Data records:
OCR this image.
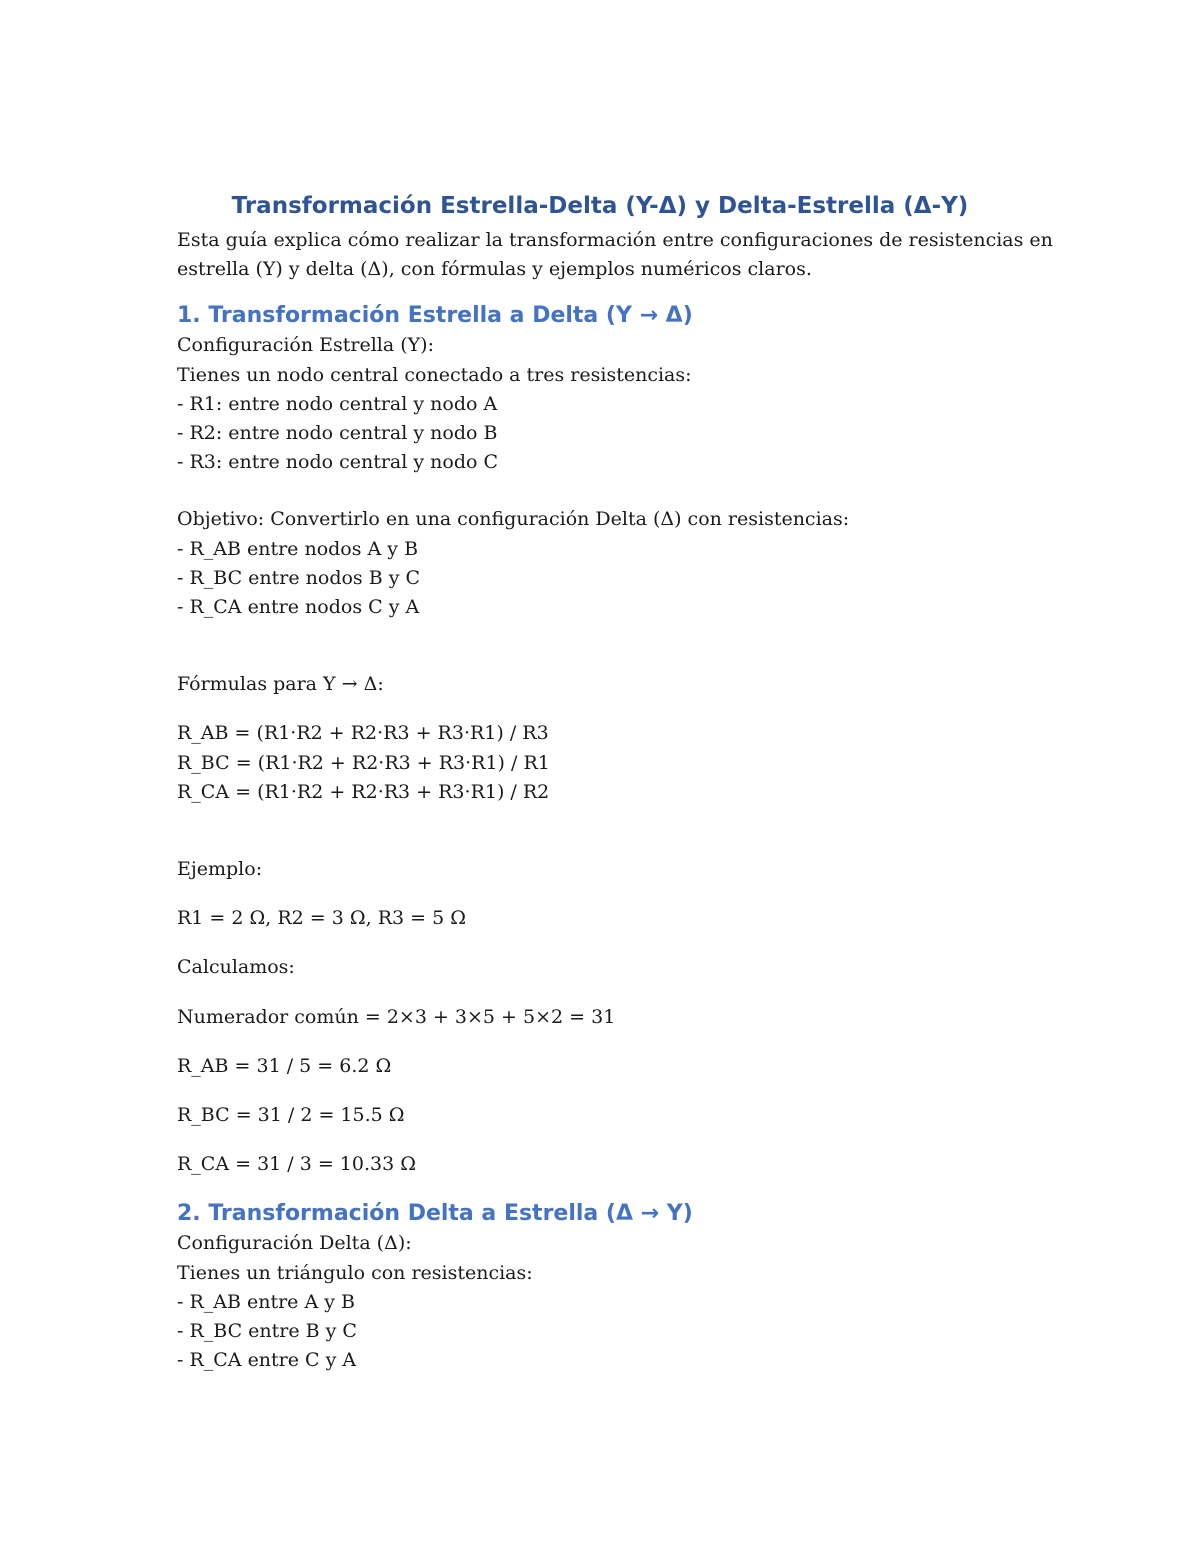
Transformación Estrella-Delta (Y-Δ) y Delta-Estrella (Δ-Y)

Esta guía explica cómo realizar la transformación entre configuraciones de resistencias en

estrella (Y) y delta (Δ), con fórmulas y ejemplos numéricos claros.

1. Transformación Estrella a Delta (Y → Δ)

Configuración Estrella (Y):

Tienes un nodo central conectado a tres resistencias:

- R1: entre nodo central y nodo A

- R2: entre nodo central y nodo B

- R3: entre nodo central y nodo C

Objetivo: Convertirlo en una configuración Delta (Δ) con resistencias:

- R_AB entre nodos A y B

- R_BC entre nodos B y C

- R_CA entre nodos C y A

Fórmulas para Y → Δ:

R_AB = (R1·R2 + R2·R3 + R3·R1) / R3

R_BC = (R1·R2 + R2·R3 + R3·R1) / R1

R_CA = (R1·R2 + R2·R3 + R3·R1) / R2

Ejemplo:

R1 = 2 Ω, R2 = 3 Ω, R3 = 5 Ω

Calculamos:

Numerador común = 2×3 + 3×5 + 5×2 = 31

R_AB = 31 / 5 = 6.2 Ω

R_BC = 31 / 2 = 15.5 Ω

R_CA = 31 / 3 = 10.33 Ω

2. Transformación Delta a Estrella (Δ → Y)

Configuración Delta (Δ):

Tienes un triángulo con resistencias:

- R_AB entre A y B

- R_BC entre B y C

- R_CA entre C y A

The task: Repeat every record above exactly, but leave out any pictures.

The result:
OCR this image.
Transformación Estrella-Delta (Y-Δ) y Delta-Estrella (Δ-Y)

Esta guía explica cómo realizar la transformación entre configuraciones de resistencias en

estrella (Y) y delta (Δ), con fórmulas y ejemplos numéricos claros.

1. Transformación Estrella a Delta (Y → Δ)

Configuración Estrella (Y):

Tienes un nodo central conectado a tres resistencias:

- R1: entre nodo central y nodo A

- R2: entre nodo central y nodo B

- R3: entre nodo central y nodo C

Objetivo: Convertirlo en una configuración Delta (Δ) con resistencias:

- R_AB entre nodos A y B

- R_BC entre nodos B y C

- R_CA entre nodos C y A

Fórmulas para Y → Δ:

R_AB = (R1·R2 + R2·R3 + R3·R1) / R3

R_BC = (R1·R2 + R2·R3 + R3·R1) / R1

R_CA = (R1·R2 + R2·R3 + R3·R1) / R2

Ejemplo:

R1 = 2 Ω, R2 = 3 Ω, R3 = 5 Ω

Calculamos:

Numerador común = 2×3 + 3×5 + 5×2 = 31

R_AB = 31 / 5 = 6.2 Ω

R_BC = 31 / 2 = 15.5 Ω

R_CA = 31 / 3 = 10.33 Ω

2. Transformación Delta a Estrella (Δ → Y)

Configuración Delta (Δ):

Tienes un triángulo con resistencias:

- R_AB entre A y B

- R_BC entre B y C

- R_CA entre C y A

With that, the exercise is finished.